ITEMS —
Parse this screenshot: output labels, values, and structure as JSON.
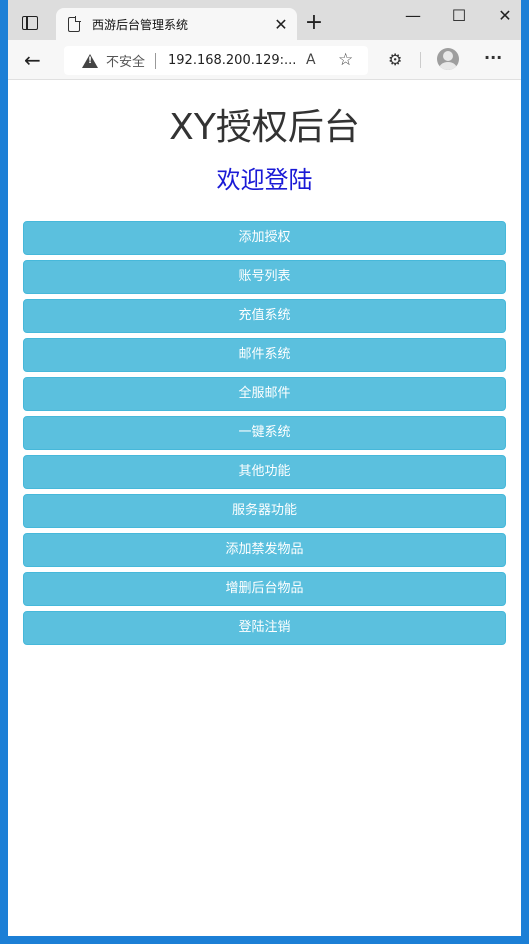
{
  "browser": {
    "tab_title": "西游后台管理系统",
    "tab_close": "✕",
    "new_tab": "+",
    "minimize": "—",
    "maximize": "☐",
    "close": "✕",
    "security_label": "不安全",
    "url": "192.168.200.129:...",
    "read_aloud": "A",
    "favorite": "☆",
    "extensions": "⚙",
    "more": "···",
    "back": "←"
  },
  "page": {
    "title": "XY授权后台",
    "subtitle": "欢迎登陆",
    "menu": [
      "添加授权",
      "账号列表",
      "充值系统",
      "邮件系统",
      "全服邮件",
      "一键系统",
      "其他功能",
      "服务器功能",
      "添加禁发物品",
      "增删后台物品",
      "登陆注销"
    ]
  },
  "colors": {
    "button_bg": "#5bc0de",
    "subtitle": "#1a1ad6",
    "desktop": "#1c7fd6"
  }
}
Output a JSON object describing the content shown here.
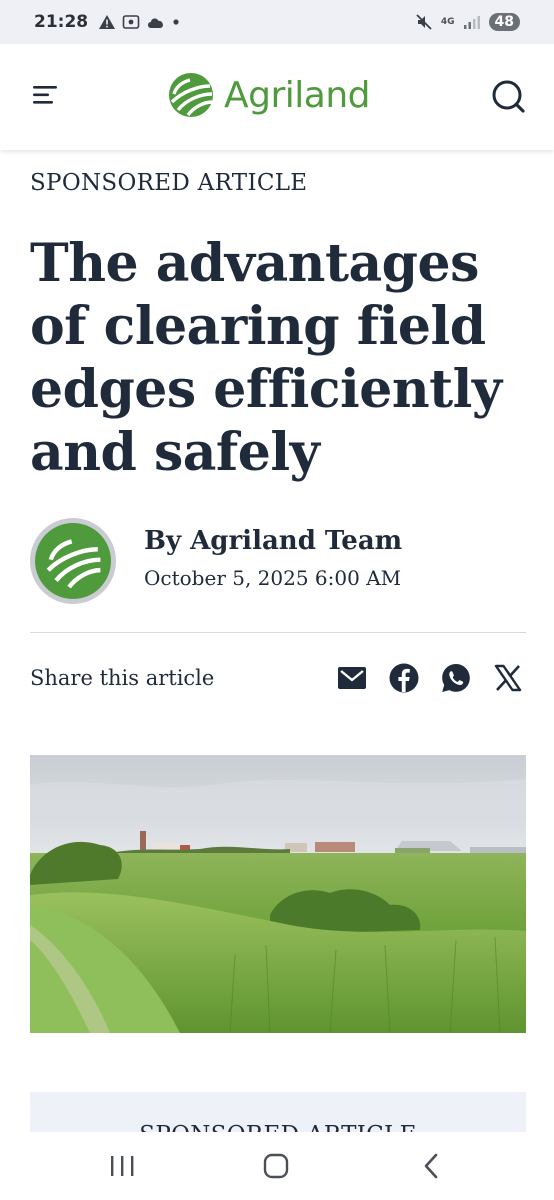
{
  "status_bar": {
    "time": "21:28",
    "network": "4G",
    "battery": "48"
  },
  "header": {
    "logo_text": "Agriland",
    "brand_color": "#4f9a3c",
    "icons": [
      "menu-icon",
      "search-icon"
    ]
  },
  "article": {
    "kicker": "SPONSORED ARTICLE",
    "title": "The advantages of clearing field edges efficiently and safely",
    "author": "By Agriland Team",
    "date": "October 5, 2025 6:00 AM",
    "share_label": "Share this article",
    "share_icons": [
      "email-icon",
      "facebook-icon",
      "whatsapp-icon",
      "x-icon"
    ]
  },
  "promo": {
    "kicker": "SPONSORED ARTICLE"
  },
  "nav_bar": {
    "icons": [
      "recent-apps-icon",
      "home-icon",
      "back-icon"
    ]
  }
}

TASK DETAILS —
Quote verbatim every line starting at the line that contains "Output a JSON" and ending with the last line of the records; omit all pictures.

RESULT FOR THIS TASK —
Output a JSON object describing the content shown here.
{
  "status_bar": {
    "time": "21:28",
    "network": "4G",
    "battery": "48"
  },
  "header": {
    "logo_text": "Agriland",
    "brand_color": "#4f9a3c",
    "icons": [
      "menu-icon",
      "search-icon"
    ]
  },
  "article": {
    "kicker": "SPONSORED ARTICLE",
    "title": "The advantages of clearing field edges efficiently and safely",
    "author": "By Agriland Team",
    "date": "October 5, 2025 6:00 AM",
    "share_label": "Share this article",
    "share_icons": [
      "email-icon",
      "facebook-icon",
      "whatsapp-icon",
      "x-icon"
    ]
  },
  "promo": {
    "kicker": "SPONSORED ARTICLE"
  },
  "nav_bar": {
    "icons": [
      "recent-apps-icon",
      "home-icon",
      "back-icon"
    ]
  }
}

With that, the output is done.